Exercise goal: Keep only the lines where "title" appears.

++++ Exercise material

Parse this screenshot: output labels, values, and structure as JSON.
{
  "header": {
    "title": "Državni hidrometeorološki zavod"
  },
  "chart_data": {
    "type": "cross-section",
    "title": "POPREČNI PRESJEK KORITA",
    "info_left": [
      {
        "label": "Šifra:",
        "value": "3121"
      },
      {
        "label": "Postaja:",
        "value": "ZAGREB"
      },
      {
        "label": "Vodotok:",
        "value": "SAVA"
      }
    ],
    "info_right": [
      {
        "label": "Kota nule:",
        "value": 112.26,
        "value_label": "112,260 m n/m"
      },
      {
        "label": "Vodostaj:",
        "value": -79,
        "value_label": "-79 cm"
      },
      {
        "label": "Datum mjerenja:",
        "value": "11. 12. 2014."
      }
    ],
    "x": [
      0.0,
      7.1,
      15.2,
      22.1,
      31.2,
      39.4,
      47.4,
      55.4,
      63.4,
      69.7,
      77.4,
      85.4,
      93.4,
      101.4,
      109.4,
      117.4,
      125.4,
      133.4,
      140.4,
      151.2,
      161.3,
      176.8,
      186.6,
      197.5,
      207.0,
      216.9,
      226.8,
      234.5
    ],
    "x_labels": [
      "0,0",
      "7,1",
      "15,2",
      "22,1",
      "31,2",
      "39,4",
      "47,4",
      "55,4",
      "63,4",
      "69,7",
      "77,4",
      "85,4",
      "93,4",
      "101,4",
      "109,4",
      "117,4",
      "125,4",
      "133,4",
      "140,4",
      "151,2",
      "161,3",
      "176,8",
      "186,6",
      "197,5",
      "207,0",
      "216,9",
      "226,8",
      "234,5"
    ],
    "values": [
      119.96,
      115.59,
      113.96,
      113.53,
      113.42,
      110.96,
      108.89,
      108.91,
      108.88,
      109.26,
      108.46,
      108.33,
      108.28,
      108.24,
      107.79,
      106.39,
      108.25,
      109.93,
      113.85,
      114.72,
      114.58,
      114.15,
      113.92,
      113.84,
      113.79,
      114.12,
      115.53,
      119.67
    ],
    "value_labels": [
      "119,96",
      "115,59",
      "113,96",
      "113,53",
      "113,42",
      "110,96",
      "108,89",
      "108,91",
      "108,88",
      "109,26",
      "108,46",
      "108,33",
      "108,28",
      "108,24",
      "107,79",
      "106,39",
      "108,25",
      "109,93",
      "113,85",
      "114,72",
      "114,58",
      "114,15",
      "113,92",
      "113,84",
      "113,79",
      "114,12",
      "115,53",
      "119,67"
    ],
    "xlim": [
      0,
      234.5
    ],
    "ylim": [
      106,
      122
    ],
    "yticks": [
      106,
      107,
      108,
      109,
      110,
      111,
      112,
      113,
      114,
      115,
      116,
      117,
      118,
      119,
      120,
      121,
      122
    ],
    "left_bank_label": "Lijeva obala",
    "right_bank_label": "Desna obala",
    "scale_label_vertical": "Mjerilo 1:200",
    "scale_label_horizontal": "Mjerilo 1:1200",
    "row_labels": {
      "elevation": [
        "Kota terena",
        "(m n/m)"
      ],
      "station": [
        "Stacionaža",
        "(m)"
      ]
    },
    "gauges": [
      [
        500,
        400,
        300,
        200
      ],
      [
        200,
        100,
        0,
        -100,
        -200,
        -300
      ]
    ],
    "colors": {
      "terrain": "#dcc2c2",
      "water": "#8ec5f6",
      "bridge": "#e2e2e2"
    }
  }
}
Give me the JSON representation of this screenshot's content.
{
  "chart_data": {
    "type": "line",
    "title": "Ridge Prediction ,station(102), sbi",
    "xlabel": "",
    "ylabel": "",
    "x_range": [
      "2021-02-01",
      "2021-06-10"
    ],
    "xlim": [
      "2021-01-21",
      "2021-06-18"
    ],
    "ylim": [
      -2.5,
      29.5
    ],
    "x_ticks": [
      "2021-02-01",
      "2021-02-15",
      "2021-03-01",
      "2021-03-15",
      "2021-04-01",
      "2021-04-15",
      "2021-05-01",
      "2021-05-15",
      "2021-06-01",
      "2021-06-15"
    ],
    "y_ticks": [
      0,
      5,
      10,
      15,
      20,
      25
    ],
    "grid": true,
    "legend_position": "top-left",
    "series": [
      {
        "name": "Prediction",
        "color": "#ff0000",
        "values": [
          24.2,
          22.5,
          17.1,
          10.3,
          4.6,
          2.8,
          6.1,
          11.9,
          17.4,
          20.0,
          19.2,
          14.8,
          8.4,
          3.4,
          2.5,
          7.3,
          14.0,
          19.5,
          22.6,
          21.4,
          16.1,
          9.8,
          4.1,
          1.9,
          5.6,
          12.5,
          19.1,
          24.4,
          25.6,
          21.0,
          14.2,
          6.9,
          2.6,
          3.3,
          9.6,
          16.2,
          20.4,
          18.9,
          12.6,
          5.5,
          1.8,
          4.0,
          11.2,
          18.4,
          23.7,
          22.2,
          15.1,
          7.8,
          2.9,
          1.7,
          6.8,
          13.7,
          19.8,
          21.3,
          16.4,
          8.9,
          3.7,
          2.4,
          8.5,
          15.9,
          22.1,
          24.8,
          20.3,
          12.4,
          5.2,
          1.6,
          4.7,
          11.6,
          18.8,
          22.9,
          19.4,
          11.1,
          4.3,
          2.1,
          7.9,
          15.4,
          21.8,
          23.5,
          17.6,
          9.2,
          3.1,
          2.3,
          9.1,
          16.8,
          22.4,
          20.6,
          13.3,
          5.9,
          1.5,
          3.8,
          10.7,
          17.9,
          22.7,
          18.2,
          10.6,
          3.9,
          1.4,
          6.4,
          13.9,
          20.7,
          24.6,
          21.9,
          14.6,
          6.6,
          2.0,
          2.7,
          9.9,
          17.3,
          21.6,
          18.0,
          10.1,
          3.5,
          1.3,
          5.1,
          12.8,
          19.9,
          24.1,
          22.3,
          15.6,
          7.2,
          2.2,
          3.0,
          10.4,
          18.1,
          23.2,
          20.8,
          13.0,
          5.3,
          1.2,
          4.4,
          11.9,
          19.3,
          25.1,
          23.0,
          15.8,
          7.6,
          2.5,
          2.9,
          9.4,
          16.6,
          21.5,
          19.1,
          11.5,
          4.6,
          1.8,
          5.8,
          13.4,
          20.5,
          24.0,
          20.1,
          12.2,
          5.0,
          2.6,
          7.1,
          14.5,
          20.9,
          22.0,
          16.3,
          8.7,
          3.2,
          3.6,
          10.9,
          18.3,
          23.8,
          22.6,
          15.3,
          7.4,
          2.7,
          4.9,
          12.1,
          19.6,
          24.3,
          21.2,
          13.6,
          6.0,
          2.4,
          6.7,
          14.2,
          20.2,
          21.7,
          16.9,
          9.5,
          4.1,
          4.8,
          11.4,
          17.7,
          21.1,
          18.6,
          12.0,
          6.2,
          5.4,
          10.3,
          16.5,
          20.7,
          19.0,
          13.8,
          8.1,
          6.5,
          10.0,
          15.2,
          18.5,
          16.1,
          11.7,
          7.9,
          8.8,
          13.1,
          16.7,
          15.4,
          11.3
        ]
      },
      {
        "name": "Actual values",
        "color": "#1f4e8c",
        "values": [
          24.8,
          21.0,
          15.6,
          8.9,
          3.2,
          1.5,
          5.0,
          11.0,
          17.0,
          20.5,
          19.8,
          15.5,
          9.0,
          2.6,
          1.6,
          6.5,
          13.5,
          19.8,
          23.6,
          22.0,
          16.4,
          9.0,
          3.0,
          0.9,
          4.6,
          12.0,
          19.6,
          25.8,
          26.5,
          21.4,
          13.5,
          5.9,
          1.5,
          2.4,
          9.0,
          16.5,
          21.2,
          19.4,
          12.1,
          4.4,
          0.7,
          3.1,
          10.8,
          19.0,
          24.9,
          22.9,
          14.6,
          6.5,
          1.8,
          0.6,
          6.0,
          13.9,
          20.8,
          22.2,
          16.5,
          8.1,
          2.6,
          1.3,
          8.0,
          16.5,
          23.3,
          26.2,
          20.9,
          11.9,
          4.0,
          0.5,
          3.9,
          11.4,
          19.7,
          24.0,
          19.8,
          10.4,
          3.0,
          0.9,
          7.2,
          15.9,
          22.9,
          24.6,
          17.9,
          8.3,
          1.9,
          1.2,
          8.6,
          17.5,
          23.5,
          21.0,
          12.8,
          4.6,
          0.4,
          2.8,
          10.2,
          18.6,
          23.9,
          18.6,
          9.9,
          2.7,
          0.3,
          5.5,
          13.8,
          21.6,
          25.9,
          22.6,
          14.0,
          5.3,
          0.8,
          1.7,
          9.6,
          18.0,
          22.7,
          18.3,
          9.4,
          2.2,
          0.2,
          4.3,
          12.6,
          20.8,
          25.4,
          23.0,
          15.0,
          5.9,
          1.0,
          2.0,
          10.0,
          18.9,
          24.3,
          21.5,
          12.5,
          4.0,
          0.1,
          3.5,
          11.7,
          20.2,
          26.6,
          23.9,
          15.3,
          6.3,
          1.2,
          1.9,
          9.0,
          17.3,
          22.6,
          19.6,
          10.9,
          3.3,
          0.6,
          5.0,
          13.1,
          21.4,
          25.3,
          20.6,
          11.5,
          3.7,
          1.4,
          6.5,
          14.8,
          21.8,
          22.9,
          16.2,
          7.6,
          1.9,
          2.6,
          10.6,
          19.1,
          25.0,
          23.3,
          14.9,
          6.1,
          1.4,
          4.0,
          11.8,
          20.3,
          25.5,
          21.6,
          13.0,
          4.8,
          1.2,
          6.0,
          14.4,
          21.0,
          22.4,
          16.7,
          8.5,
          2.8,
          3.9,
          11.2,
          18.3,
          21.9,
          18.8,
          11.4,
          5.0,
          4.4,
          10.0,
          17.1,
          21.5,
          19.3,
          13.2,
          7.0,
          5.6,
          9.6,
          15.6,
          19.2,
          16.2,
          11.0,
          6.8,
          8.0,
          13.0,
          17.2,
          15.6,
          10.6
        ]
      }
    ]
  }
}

++++++++

Answer:
    "title": "Državni hidrometeorološki zavod"
    "title": "POPREČNI PRESJEK KORITA",
    "title": "Ridge Prediction ,station(102), sbi",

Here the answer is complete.